Your task is to return the span of lines beginning at the one with "Transcribe this image's" and ending at the last line of the data, exactly as it stands.

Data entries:
——————
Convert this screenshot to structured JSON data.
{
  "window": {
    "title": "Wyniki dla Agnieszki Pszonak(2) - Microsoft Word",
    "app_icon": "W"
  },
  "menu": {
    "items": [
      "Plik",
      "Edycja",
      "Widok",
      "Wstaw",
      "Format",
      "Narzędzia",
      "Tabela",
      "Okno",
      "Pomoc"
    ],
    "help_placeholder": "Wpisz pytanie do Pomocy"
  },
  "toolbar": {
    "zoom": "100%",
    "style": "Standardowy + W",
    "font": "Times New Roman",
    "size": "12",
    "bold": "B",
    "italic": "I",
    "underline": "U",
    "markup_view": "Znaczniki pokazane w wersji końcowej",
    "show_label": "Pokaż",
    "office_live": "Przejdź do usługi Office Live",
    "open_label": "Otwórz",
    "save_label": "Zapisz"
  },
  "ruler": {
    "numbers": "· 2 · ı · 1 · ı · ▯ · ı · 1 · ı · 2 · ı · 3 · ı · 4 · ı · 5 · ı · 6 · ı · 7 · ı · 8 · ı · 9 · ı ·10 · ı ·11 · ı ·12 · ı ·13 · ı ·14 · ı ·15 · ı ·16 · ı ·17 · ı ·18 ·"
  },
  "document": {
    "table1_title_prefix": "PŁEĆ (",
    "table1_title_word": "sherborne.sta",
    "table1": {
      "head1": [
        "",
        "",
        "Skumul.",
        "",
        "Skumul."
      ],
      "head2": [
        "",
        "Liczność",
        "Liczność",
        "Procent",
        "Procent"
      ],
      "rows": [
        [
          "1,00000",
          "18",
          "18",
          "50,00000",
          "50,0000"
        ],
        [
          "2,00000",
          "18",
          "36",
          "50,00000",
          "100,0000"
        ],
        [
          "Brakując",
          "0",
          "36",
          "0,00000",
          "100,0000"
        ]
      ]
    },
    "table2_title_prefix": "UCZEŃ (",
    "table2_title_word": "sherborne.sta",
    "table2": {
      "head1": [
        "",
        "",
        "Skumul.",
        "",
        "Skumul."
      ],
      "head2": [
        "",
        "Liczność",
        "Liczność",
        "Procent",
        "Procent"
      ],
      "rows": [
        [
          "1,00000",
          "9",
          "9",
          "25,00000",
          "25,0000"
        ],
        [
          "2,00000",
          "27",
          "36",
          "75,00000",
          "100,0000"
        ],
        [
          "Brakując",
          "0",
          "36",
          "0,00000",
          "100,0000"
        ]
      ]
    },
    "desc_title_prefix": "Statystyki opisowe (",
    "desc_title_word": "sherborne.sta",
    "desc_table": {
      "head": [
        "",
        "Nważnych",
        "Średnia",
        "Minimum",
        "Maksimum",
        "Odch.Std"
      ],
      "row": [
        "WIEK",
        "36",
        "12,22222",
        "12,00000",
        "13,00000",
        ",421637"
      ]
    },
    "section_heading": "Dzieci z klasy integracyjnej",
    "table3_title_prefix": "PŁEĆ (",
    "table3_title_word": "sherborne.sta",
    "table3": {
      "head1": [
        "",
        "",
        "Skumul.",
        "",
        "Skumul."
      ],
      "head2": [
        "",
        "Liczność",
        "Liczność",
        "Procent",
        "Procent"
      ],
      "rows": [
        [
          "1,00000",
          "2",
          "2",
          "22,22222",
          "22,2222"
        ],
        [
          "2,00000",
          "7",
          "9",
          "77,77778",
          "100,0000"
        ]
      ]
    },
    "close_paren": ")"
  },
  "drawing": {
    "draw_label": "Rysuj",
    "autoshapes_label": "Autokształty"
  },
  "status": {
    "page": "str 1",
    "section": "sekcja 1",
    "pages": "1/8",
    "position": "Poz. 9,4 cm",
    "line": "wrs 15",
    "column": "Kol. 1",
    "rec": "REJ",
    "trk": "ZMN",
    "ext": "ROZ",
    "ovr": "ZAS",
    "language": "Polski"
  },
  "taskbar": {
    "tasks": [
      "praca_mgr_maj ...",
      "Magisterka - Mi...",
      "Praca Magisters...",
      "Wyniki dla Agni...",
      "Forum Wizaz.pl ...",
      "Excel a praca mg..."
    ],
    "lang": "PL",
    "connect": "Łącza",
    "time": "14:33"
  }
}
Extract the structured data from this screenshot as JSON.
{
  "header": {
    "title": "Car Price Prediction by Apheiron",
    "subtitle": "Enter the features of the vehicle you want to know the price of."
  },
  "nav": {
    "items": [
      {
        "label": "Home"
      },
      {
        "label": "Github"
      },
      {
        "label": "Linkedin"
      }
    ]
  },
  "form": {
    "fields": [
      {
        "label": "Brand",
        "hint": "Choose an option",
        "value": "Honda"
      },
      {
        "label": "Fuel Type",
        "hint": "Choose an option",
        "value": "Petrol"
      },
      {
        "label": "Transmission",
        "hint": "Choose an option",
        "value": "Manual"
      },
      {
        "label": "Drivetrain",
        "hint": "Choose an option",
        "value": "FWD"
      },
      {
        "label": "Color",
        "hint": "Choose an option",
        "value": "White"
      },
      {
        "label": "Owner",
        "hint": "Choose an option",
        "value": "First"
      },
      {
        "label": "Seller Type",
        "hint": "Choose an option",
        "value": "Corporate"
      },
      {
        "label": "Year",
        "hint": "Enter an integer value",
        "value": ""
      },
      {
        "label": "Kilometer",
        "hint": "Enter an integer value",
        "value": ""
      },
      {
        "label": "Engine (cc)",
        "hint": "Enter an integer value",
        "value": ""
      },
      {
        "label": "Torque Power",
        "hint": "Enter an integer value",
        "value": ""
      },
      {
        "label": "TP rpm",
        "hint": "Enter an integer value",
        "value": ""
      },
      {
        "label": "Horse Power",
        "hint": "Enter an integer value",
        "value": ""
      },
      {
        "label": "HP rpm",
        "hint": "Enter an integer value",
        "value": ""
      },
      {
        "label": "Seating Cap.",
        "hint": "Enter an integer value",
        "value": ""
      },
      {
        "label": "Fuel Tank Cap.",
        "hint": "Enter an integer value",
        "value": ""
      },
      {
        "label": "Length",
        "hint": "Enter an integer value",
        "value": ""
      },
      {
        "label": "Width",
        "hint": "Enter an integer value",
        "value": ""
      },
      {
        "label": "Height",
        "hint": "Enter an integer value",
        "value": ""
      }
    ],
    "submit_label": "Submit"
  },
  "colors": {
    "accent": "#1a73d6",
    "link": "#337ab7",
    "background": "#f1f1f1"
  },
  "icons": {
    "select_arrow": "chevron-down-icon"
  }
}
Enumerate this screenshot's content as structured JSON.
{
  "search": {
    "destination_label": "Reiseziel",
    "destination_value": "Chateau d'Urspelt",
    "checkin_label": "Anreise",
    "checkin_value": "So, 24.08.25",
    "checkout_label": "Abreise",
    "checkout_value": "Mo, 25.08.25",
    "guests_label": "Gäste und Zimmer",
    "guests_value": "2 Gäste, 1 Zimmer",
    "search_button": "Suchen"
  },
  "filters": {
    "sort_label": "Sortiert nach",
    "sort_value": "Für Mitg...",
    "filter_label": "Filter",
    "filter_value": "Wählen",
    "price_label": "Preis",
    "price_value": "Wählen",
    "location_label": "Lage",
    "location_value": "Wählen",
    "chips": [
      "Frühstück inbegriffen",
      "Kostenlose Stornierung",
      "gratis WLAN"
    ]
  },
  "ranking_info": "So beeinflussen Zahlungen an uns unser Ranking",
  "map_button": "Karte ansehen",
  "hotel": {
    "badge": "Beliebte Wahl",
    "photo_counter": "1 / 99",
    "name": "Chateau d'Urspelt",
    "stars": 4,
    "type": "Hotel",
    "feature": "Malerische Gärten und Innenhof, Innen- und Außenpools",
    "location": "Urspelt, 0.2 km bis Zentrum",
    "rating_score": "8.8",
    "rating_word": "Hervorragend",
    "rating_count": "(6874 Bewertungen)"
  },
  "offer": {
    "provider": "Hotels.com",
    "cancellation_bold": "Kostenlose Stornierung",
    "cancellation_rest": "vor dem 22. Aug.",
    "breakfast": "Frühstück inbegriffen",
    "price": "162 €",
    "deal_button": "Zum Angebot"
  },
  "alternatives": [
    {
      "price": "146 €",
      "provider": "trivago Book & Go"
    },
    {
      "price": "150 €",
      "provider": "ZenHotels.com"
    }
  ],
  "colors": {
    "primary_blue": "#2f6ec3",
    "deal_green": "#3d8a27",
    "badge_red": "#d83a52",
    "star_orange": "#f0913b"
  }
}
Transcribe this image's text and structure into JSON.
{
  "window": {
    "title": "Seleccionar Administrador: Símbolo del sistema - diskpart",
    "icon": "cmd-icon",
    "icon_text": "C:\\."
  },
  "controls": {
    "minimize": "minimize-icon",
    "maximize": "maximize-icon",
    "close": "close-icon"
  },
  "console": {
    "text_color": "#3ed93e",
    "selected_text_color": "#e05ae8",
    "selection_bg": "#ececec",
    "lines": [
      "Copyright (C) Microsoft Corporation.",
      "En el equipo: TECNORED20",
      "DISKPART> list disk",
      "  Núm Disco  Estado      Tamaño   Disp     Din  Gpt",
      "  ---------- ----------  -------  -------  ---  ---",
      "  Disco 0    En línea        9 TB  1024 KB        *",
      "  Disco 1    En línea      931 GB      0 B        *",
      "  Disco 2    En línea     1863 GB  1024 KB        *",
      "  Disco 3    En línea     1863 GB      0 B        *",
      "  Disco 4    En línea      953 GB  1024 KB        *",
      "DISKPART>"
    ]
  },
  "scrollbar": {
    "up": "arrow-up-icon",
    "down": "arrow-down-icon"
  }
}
——————
Exercise output:
Transcribe this image's text and structure into JSON.
{
  "window": {
    "title": "Seleccionar Administrador: Símbolo del sistema - diskpart",
    "icon": "cmd-icon",
    "icon_text": "C:\\."
  },
  "controls": {
    "minimize": "minimize-icon",
    "maximize": "maximize-icon",
    "close": "close-icon"
  },
  "console": {
    "text_color": "#3ed93e",
    "selected_text_color": "#e05ae8",
    "selection_bg": "#ececec",
    "lines": [
      "Copyright (C) Microsoft Corporation.",
      "En el equipo: TECNORED20",
      "DISKPART> list disk",
      "  Núm Disco  Estado      Tamaño   Disp     Din  Gpt",
      "  ---------- ----------  -------  -------  ---  ---",
      "  Disco 0    En línea        9 TB  1024 KB        *",
      "  Disco 1    En línea      931 GB      0 B        *",
      "  Disco 2    En línea     1863 GB  1024 KB        *",
      "  Disco 3    En línea     1863 GB      0 B        *",
      "  Disco 4    En línea      953 GB  1024 KB        *",
      "DISKPART>"
    ]
  },
  "scrollbar": {
    "up": "arrow-up-icon",
    "down": "arrow-down-icon"
  }
}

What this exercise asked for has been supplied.